INSERT INTO db_size_history (database_name, size_bytes)
SELECT datname, pg_database_size(datname) FROM pg_database;

Monitoring Example (MySQL):

-- Database sizes
SELECT
    table_schema AS database_name,
    ROUND(SUM(data_length + index_length) / 1024 / 1024, 2) AS size_mb
FROM information_schema.TABLES
GROUP BY table_schema
ORDER BY size_mb DESC;

-- Table sizes
SELECT
    table_name,
    ROUND(((data_length + index_length) / 1024 / 1024), 2) AS size_mb,
    ROUND((data_length / 1024 / 1024), 2) AS data_mb,
    ROUND((index_length / 1024 / 1024), 2) AS index_mb,
    table_rows
FROM information_schema.TABLES
WHERE table_schema = 'mydb'
ORDER BY (data_length + index_length) DESC
LIMIT 10;

4. Lock and Concurrency Metrics

Lock Statistics

  • Lock wait time
  • Lock wait count
  • Deadlock count
  • Blocking queries
  • Lock queue depth

Monitoring Example (PostgreSQL):

-- Current locks and blocking queries
SELECT
    blocked_locks.pid AS blocked_pid,
    blocked_activity.usename AS blocked_user,
    blocking_locks.pid AS blocking_pid,
    blocking_activity.usename AS blocking_user,
    blocked_activity.query AS blocked_statement,
    blocking_activity.query AS blocking_statement,
    blocked_activity.application_name AS blocked_application,
    blocking_activity.application_name AS blocking_application
FROM pg_catalog.pg_locks blocked_locks
JOIN pg_catalog.pg_stat_activity blocked_activity ON blocked_activity.pid = blocked_locks.pid
JOIN pg_catalog.pg_locks blocking_locks
    ON blocking_locks.locktype = blocked_locks.locktype
    AND blocking_locks.database IS NOT DISTINCT FROM blocked_locks.database
    AND blocking_locks.relation IS NOT DISTINCT FROM blocked_locks.relation
    AND blocking_locks.page IS NOT DISTINCT FROM blocked_locks.page
    AND blocking_locks.tuple IS NOT DISTINCT FROM blocked_locks.tuple
    AND blocking_locks.virtualxid IS NOT DISTINCT FROM blocked_locks.virtualxid
    AND blocking_locks.transactionid IS NOT DISTINCT FROM blocked_locks.transactionid
    AND blocking_locks.classid IS NOT DISTINCT FROM blocked_locks.classid
    AND blocking_locks.objid IS NOT DISTINCT FROM blocked_locks.objid
    AND blocking_locks.objsubid IS NOT DISTINCT FROM blocked_locks.objsubid
    AND blocking_locks.pid != blocked_locks.pid
JOIN pg_catalog.pg_stat_activity blocking_activity ON blocking_activity.pid = blocking_locks.pid
WHERE NOT blocked_locks.granted;

-- Deadlock count (check logs)

________________________________________

### THINGS TO DO
1. Translate the comment line "Deadlock count (check logs)" from the database monitoring guide into Spanish.
2. List every metric that the database monitoring guide gives under the heading "Lock Statistics".
3. Carry the database monitoring guide forward, starting after its final line, "-- Deadlock count (check logs)".

(Element location data)
________________________________________

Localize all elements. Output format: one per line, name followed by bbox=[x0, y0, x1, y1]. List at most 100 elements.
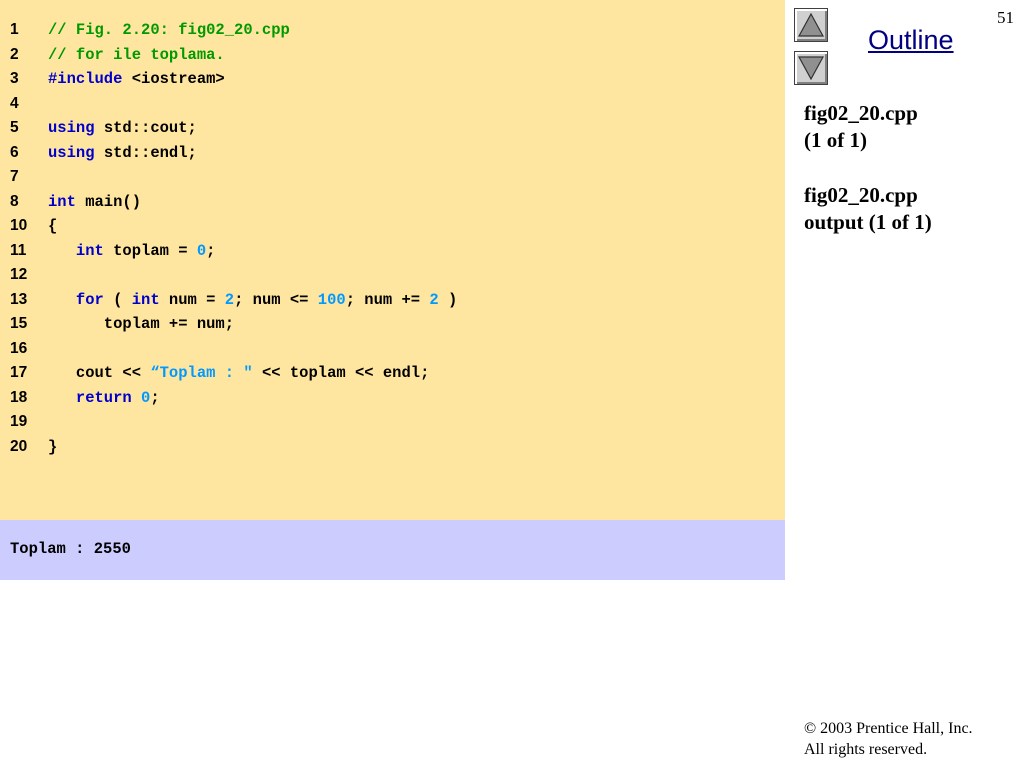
line-number: 12 bbox=[10, 266, 28, 283]
line-number: 3 bbox=[10, 70, 19, 87]
line-number: 6 bbox=[10, 143, 19, 161]
code-token-number: 0 bbox=[141, 388, 151, 407]
code-token-plain: main() bbox=[75, 192, 142, 211]
code-token-plain: cout << bbox=[48, 364, 151, 382]
line-number: 10 bbox=[10, 217, 28, 234]
line-number: 11 bbox=[10, 241, 27, 259]
triangle-down-icon bbox=[797, 56, 825, 81]
code-token-number: 0 bbox=[196, 241, 207, 260]
sidebar-page-label-2: output (1 of 1) bbox=[804, 210, 932, 234]
code-token-plain: num = bbox=[159, 290, 225, 309]
code-panel: 1 // Fig. 2.20: fig02_20.cpp 2 // for ile t… bbox=[0, 0, 785, 520]
code-text: // Fig. 2.20: fig02_20.cpp bbox=[48, 18, 290, 42]
code-text: cout << “Toplam : " << toplam << endl; bbox=[48, 361, 430, 385]
line-number: 13 bbox=[10, 290, 28, 308]
code-line: 20} bbox=[0, 435, 785, 459]
code-token-plain: std::endl; bbox=[94, 143, 197, 162]
rights-line: All rights reserved. bbox=[804, 741, 928, 758]
outline-link[interactable]: Outline bbox=[868, 25, 954, 56]
code-line: 12 bbox=[0, 263, 785, 287]
code-token-plain: } bbox=[48, 437, 58, 456]
line-number: 7 bbox=[10, 168, 19, 185]
code-token-keyword: return bbox=[75, 388, 132, 407]
program-output-panel: Toplam : 2550 bbox=[0, 520, 785, 580]
code-token-keyword: using bbox=[48, 119, 95, 137]
line-number: 2 bbox=[10, 45, 19, 63]
code-token-keyword: int bbox=[48, 192, 76, 211]
code-line: 16 bbox=[0, 337, 785, 361]
code-token-plain: << toplam << endl; bbox=[252, 364, 430, 382]
code-line: 6 using std::endl; bbox=[0, 141, 785, 165]
code-token-keyword: #include bbox=[48, 70, 123, 88]
code-text: #include <iostream> bbox=[48, 67, 225, 91]
line-number: 4 bbox=[10, 94, 19, 112]
line-number: 8 bbox=[10, 192, 19, 210]
sidebar-page-label-1: (1 of 1) bbox=[804, 128, 867, 152]
code-line: 3 #include <iostream> bbox=[0, 67, 785, 91]
line-number: 15 bbox=[10, 315, 28, 332]
code-text: int main() bbox=[48, 190, 141, 214]
code-token-plain: toplam += num; bbox=[48, 315, 235, 333]
code-line: 13 for ( int num = 2; num <= 100; num +=… bbox=[0, 288, 785, 312]
code-token-plain: ; num <= bbox=[234, 290, 318, 309]
code-token-plain: ; num += bbox=[345, 290, 430, 309]
copyright-line: © 2003 Prentice Hall, Inc. bbox=[804, 720, 973, 737]
code-token-number: 2 bbox=[429, 290, 439, 309]
code-line: 5 using std::cout; bbox=[0, 116, 785, 140]
code-token-comment: // Fig. 2.20: fig02_20.cpp bbox=[48, 21, 290, 39]
code-text: { bbox=[48, 214, 57, 238]
code-line: 8 int main() bbox=[0, 190, 785, 214]
next-slide-button[interactable] bbox=[794, 51, 828, 85]
code-token-keyword: using bbox=[48, 143, 95, 162]
line-number: 1 bbox=[10, 21, 19, 38]
code-line: 19 bbox=[0, 410, 785, 434]
code-line: 17 cout << “Toplam : " << toplam << endl… bbox=[0, 361, 785, 385]
line-number: 17 bbox=[10, 364, 28, 381]
code-line: 2 // for ile toplama. bbox=[0, 43, 785, 67]
line-number: 19 bbox=[10, 413, 28, 430]
code-token-plain: { bbox=[48, 217, 58, 235]
code-token-string: “Toplam : " bbox=[150, 364, 253, 382]
triangle-up-icon bbox=[797, 12, 825, 37]
code-token-number: 2 bbox=[224, 290, 235, 309]
code-line: 18 return 0; bbox=[0, 386, 785, 410]
sidebar-file-label-1: fig02_20.cpp bbox=[804, 101, 918, 125]
copyright-notice: © 2003 Prentice Hall, Inc. All rights re… bbox=[804, 718, 973, 760]
line-number: 16 bbox=[10, 339, 28, 357]
code-line: 7 bbox=[0, 165, 785, 189]
code-token-plain: <iostream> bbox=[122, 70, 225, 88]
code-token-plain: ( bbox=[103, 290, 132, 309]
code-text: using std::endl; bbox=[48, 141, 197, 165]
program-output-text: Toplam : 2550 bbox=[10, 540, 131, 558]
code-token-plain: ; bbox=[206, 241, 216, 260]
line-number: 20 bbox=[10, 437, 28, 455]
code-token-plain: toplam = bbox=[103, 241, 197, 260]
code-token-comment: // for ile toplama. bbox=[48, 45, 225, 64]
code-text: using std::cout; bbox=[48, 116, 197, 140]
code-text: int toplam = 0; bbox=[48, 239, 216, 263]
code-token-plain: std::cout; bbox=[94, 119, 197, 137]
code-line: 1 // Fig. 2.20: fig02_20.cpp bbox=[0, 18, 785, 42]
previous-slide-button[interactable] bbox=[794, 8, 828, 42]
code-text: // for ile toplama. bbox=[48, 43, 225, 67]
code-line: 15 toplam += num; bbox=[0, 312, 785, 336]
code-text: return 0; bbox=[48, 386, 160, 410]
sidebar-file-label-2: fig02_20.cpp bbox=[804, 183, 918, 207]
code-token-keyword: int bbox=[131, 290, 160, 309]
slide-number: 51 bbox=[997, 8, 1014, 27]
code-line: 10 { bbox=[0, 214, 785, 238]
code-line: 4 bbox=[0, 92, 785, 116]
code-text: for ( int num = 2; num <= 100; num += 2 … bbox=[48, 288, 457, 312]
code-text: toplam += num; bbox=[48, 312, 234, 336]
code-line: 11 int toplam = 0; bbox=[0, 239, 785, 263]
code-token-keyword: int bbox=[75, 241, 104, 260]
code-token-number: 100 bbox=[317, 290, 346, 309]
code-token-plain: ) bbox=[438, 290, 458, 309]
code-text: } bbox=[48, 435, 57, 459]
code-token-plain: ; bbox=[150, 388, 160, 407]
code-token-keyword: for bbox=[75, 290, 104, 309]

________________________________________

### ANSWERS TO THE EXERCISES
1. Recuento de interbloqueos (revisar los registros)

2. Lock wait time, lock wait count, deadlock count, blocking queries, lock queue depth

3.
SHOW deadlock_timeout;

Monitoring Example (MySQL):

-- Current locks
SELECT * FROM performance_schema.data_locks;

-- Lock waits
SELECT * FROM performance_schema.data_lock_waits;

-- InnoDB status (includes deadlock information)
SHOW ENGINE INNODB STATUS;

-- Metadata locks
SELECT
    OBJECT_SCHEMA,
    OBJECT_NAME,
    LOCK_TYPE,
    LOCK_DURATION,
    LOCK_STATUS,
    OWNER_THREAD_ID,
    OWNER_EVENT_ID
FROM performance_schema.metadata_locks
WHERE OBJECT_SCHEMA NOT IN ('mysql', 'performance_schema', 'information_schema');

5. Replication Metrics

Replication Health

  • Replication lag
  • Replication errors
  • Replica status (running/stopped)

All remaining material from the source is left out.